» **Exercise details**
Will you give every entry again exactly as it stands?

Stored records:
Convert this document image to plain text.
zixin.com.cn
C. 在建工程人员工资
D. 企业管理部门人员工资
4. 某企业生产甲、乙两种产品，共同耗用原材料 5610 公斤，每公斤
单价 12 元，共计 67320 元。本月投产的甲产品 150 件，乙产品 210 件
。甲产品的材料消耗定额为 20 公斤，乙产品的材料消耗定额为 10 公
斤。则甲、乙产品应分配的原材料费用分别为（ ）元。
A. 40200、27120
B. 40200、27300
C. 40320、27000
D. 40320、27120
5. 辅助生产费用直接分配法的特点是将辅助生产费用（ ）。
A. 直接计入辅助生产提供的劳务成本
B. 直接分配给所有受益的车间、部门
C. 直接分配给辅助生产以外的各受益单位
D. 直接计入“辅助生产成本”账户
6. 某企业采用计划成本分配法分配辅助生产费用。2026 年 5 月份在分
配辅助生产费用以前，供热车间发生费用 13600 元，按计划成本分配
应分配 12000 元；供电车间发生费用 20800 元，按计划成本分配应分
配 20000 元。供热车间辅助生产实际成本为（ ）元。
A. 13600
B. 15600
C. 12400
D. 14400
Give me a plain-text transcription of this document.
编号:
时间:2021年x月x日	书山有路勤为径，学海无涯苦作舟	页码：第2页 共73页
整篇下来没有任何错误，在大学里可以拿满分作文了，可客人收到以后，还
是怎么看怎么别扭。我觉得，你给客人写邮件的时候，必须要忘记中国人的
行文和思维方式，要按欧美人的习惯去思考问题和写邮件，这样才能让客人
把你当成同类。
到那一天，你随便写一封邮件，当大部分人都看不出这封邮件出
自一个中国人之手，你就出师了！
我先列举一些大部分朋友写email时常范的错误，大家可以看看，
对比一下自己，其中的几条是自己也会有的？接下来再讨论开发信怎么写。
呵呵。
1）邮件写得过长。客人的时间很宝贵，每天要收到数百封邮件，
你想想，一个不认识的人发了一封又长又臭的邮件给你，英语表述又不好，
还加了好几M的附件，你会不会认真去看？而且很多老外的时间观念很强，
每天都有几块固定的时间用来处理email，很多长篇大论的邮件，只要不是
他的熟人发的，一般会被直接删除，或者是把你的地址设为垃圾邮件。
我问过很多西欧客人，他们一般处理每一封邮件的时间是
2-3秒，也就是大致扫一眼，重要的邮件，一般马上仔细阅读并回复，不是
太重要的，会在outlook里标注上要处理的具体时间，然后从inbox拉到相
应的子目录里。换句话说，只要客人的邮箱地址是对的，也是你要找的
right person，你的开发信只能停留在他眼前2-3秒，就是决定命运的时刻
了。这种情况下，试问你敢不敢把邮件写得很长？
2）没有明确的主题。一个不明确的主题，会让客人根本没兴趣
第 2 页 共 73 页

» **Written answer**
Convert this document image to plain text.
zixin.com.cn
C. 在建工程人员工资
D. 企业管理部门人员工资
4. 某企业生产甲、乙两种产品，共同耗用原材料 5610 公斤，每公斤
单价 12 元，共计 67320 元。本月投产的甲产品 150 件，乙产品 210 件
。甲产品的材料消耗定额为 20 公斤，乙产品的材料消耗定额为 10 公
斤。则甲、乙产品应分配的原材料费用分别为（ ）元。
A. 40200、27120
B. 40200、27300
C. 40320、27000
D. 40320、27120
5. 辅助生产费用直接分配法的特点是将辅助生产费用（ ）。
A. 直接计入辅助生产提供的劳务成本
B. 直接分配给所有受益的车间、部门
C. 直接分配给辅助生产以外的各受益单位
D. 直接计入“辅助生产成本”账户
6. 某企业采用计划成本分配法分配辅助生产费用。2026 年 5 月份在分
配辅助生产费用以前，供热车间发生费用 13600 元，按计划成本分配
应分配 12000 元；供电车间发生费用 20800 元，按计划成本分配应分
配 20000 元。供热车间辅助生产实际成本为（ ）元。
A. 13600
B. 15600
C. 12400
D. 14400
Give me a plain-text transcription of this document.
编号:
时间:2021年x月x日	书山有路勤为径，学海无涯苦作舟	页码：第2页 共73页
整篇下来没有任何错误，在大学里可以拿满分作文了，可客人收到以后，还
是怎么看怎么别扭。我觉得，你给客人写邮件的时候，必须要忘记中国人的
行文和思维方式，要按欧美人的习惯去思考问题和写邮件，这样才能让客人
把你当成同类。
到那一天，你随便写一封邮件，当大部分人都看不出这封邮件出
自一个中国人之手，你就出师了！
我先列举一些大部分朋友写email时常范的错误，大家可以看看，
对比一下自己，其中的几条是自己也会有的？接下来再讨论开发信怎么写。
呵呵。
1）邮件写得过长。客人的时间很宝贵，每天要收到数百封邮件，
你想想，一个不认识的人发了一封又长又臭的邮件给你，英语表述又不好，
还加了好几M的附件，你会不会认真去看？而且很多老外的时间观念很强，
每天都有几块固定的时间用来处理email，很多长篇大论的邮件，只要不是
他的熟人发的，一般会被直接删除，或者是把你的地址设为垃圾邮件。
我问过很多西欧客人，他们一般处理每一封邮件的时间是
2-3秒，也就是大致扫一眼，重要的邮件，一般马上仔细阅读并回复，不是
太重要的，会在outlook里标注上要处理的具体时间，然后从inbox拉到相
应的子目录里。换句话说，只要客人的邮箱地址是对的，也是你要找的
right person，你的开发信只能停留在他眼前2-3秒，就是决定命运的时刻
了。这种情况下，试问你敢不敢把邮件写得很长？
2）没有明确的主题。一个不明确的主题，会让客人根本没兴趣
第 2 页 共 73 页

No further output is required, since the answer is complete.